Material for the task:

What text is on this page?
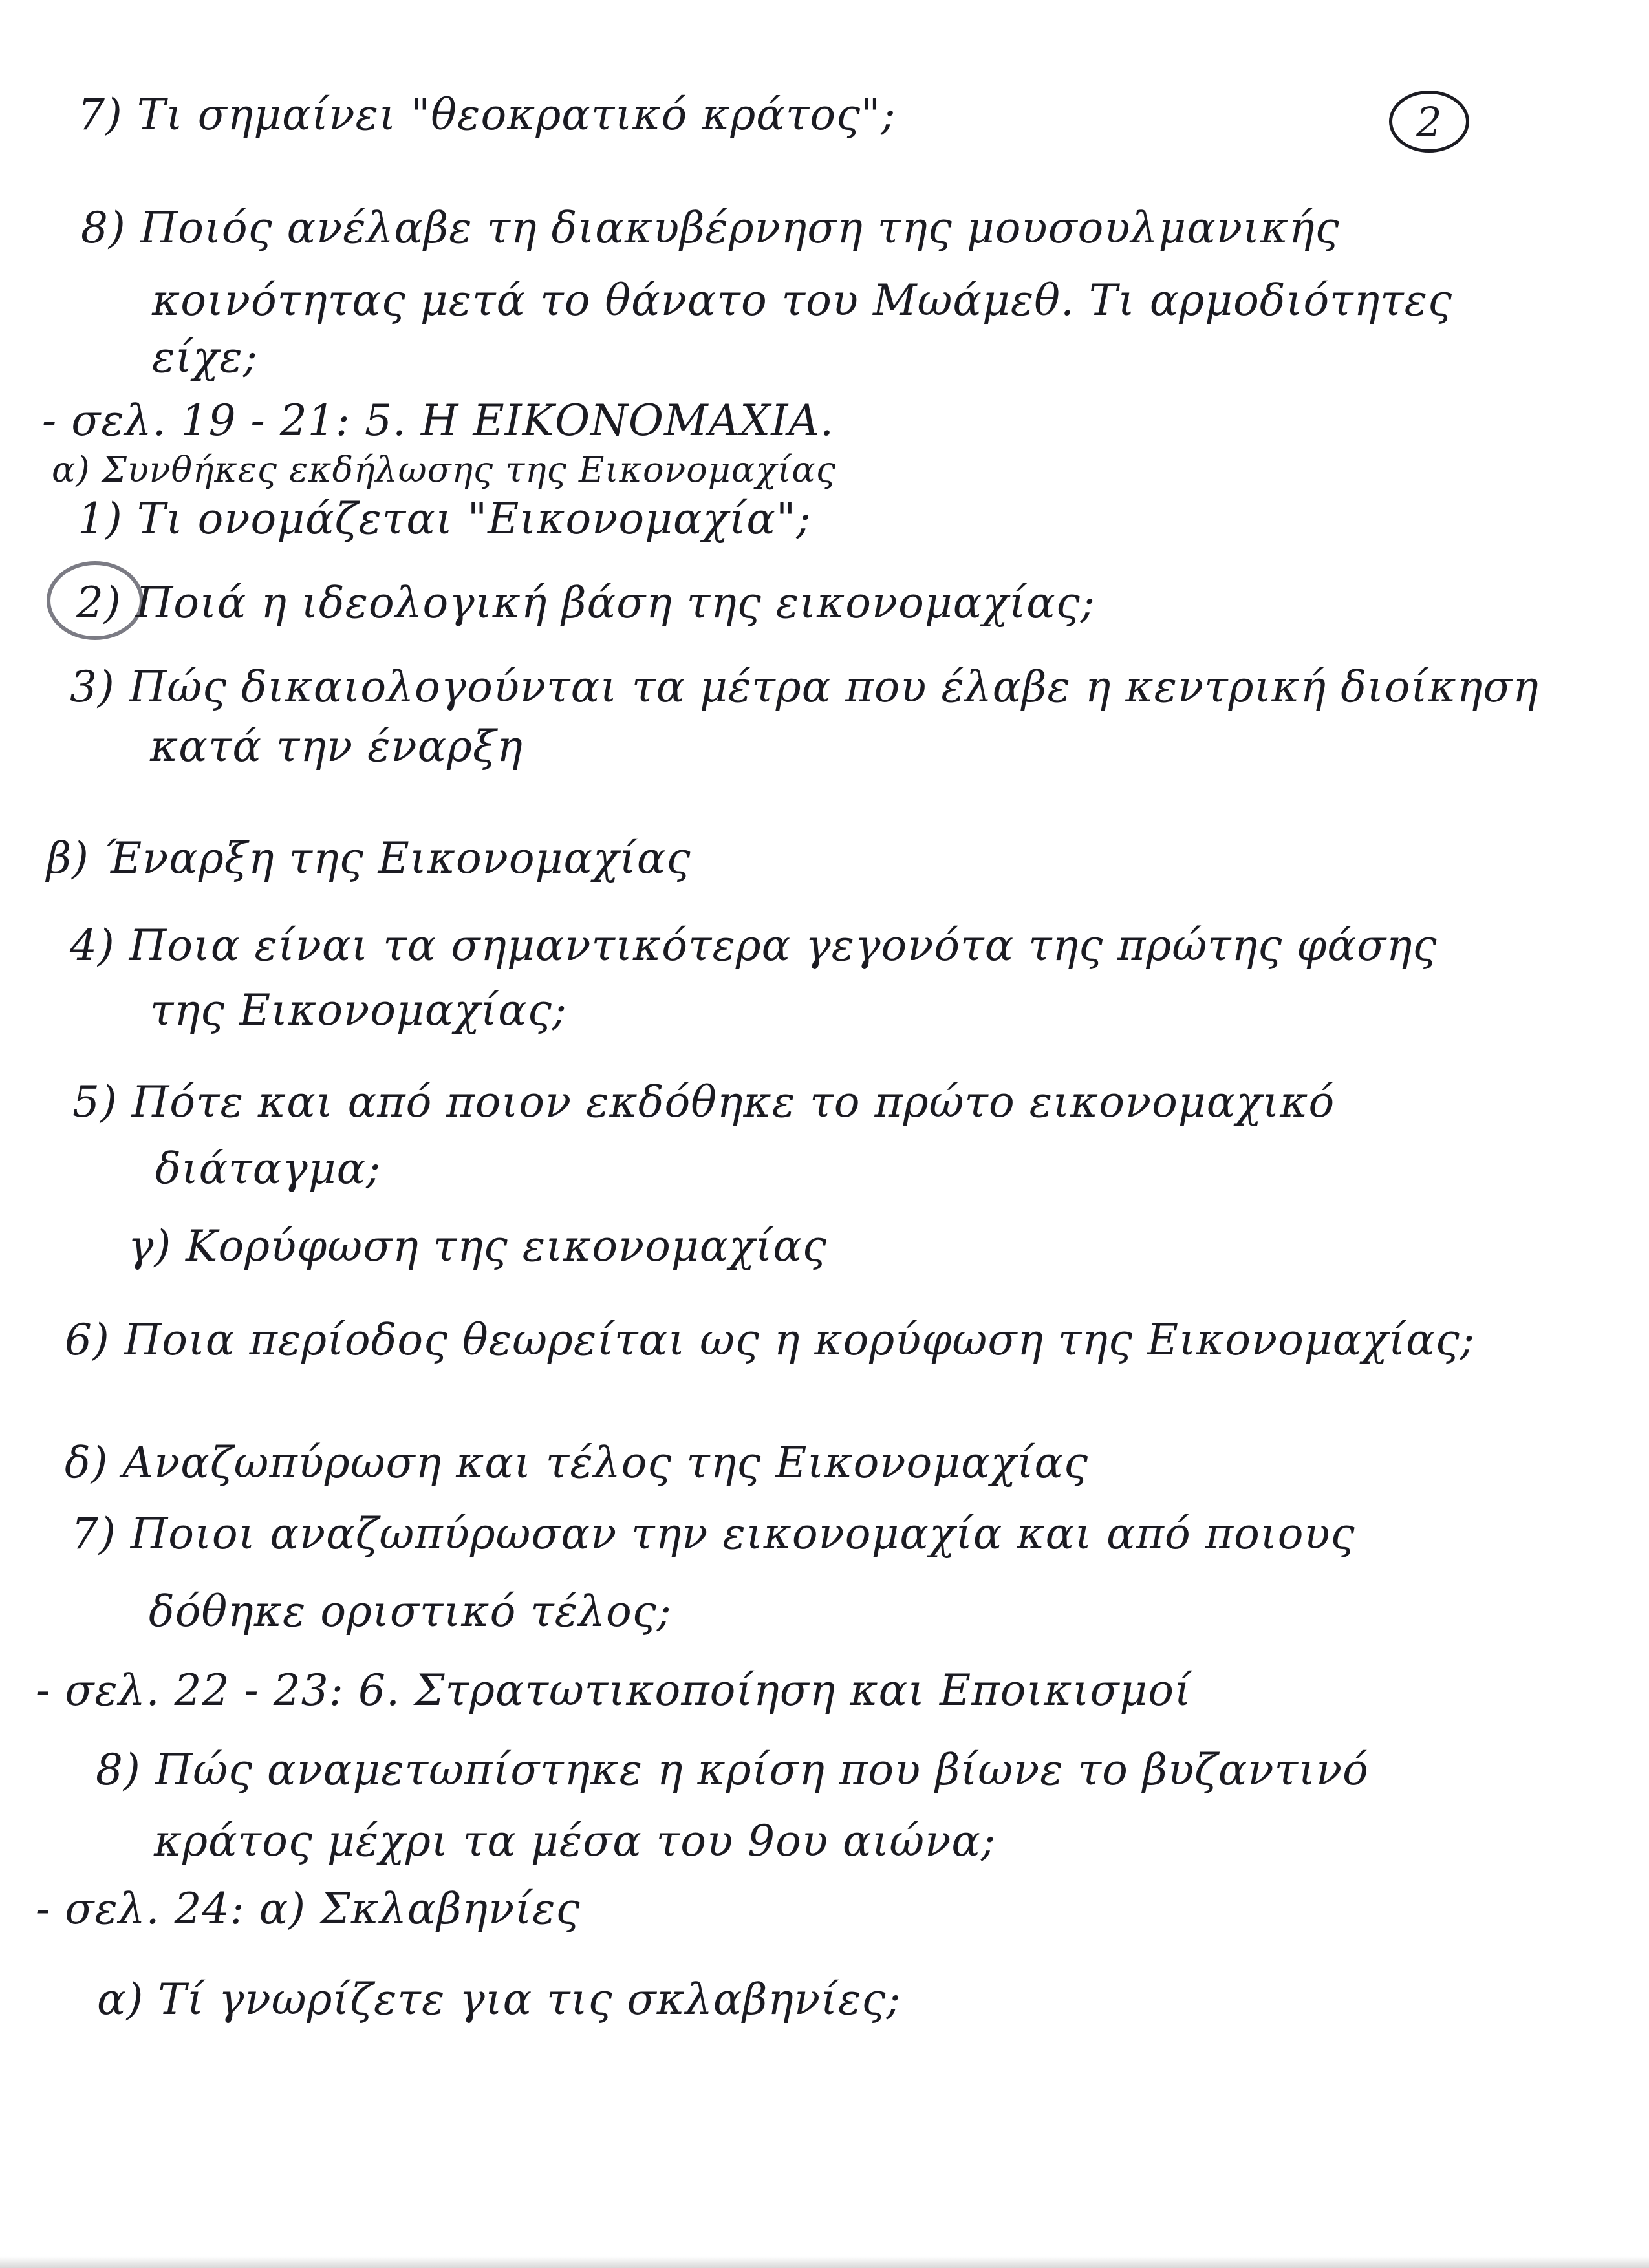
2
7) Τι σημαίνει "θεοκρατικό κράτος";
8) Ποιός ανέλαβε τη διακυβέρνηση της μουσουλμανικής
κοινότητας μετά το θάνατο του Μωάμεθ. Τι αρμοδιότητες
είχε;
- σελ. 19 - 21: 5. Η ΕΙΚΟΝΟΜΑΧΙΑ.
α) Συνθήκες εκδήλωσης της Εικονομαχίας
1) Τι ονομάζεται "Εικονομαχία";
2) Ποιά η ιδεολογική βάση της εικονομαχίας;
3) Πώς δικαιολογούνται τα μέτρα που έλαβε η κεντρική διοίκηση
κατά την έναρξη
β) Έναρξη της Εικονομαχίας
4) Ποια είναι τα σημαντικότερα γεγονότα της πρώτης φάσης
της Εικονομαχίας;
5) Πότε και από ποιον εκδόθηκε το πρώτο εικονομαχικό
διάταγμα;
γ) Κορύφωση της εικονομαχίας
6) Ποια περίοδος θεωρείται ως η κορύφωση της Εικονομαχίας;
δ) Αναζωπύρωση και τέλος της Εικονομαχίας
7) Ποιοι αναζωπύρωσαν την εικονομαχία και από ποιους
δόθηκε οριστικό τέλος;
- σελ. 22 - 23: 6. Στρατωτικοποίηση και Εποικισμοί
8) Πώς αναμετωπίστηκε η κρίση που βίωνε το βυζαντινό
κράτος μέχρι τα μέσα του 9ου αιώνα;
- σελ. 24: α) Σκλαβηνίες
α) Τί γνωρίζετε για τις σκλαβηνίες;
...
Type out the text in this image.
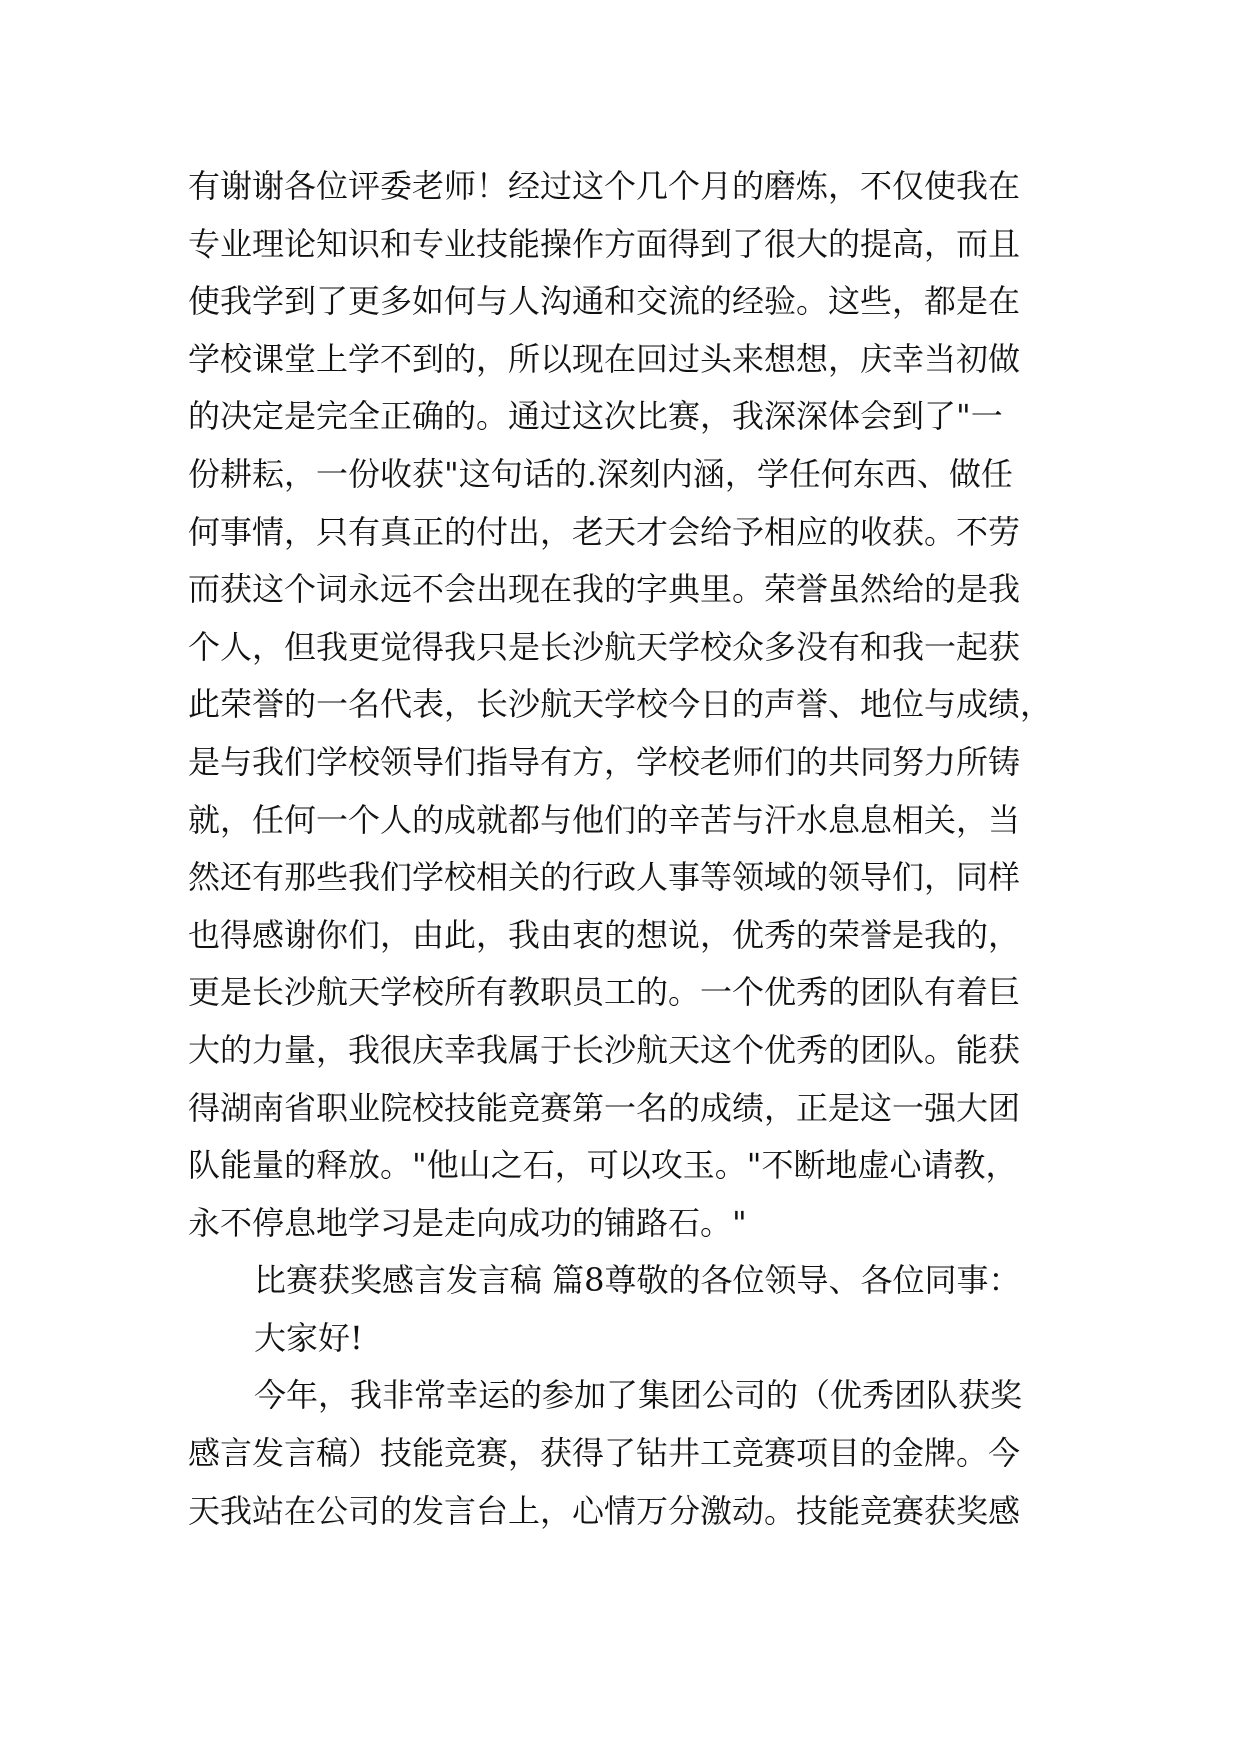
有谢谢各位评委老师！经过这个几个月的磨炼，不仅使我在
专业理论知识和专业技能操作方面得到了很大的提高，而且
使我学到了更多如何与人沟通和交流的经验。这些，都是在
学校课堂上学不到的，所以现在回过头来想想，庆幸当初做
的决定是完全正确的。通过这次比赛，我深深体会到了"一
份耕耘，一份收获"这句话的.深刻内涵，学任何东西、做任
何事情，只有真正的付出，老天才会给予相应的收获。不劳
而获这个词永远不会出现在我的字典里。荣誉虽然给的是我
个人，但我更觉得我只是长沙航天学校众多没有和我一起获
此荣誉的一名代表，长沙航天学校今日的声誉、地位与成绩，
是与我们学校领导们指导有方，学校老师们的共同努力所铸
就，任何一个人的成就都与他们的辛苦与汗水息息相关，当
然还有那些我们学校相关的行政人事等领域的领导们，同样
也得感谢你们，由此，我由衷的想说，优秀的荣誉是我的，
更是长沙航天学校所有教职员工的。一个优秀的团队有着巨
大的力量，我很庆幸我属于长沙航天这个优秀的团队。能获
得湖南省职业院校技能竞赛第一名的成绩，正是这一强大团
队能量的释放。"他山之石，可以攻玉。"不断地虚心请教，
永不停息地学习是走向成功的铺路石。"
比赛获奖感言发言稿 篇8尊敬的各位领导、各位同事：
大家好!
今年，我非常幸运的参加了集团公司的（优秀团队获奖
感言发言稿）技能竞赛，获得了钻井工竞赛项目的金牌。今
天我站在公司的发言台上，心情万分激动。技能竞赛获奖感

Written exercise:
Write out every line of the listing that holds the word "τέλος".

Worked answer:
δ) Αναζωπύρωση και τέλος της Εικονομαχίας
δόθηκε οριστικό τέλος;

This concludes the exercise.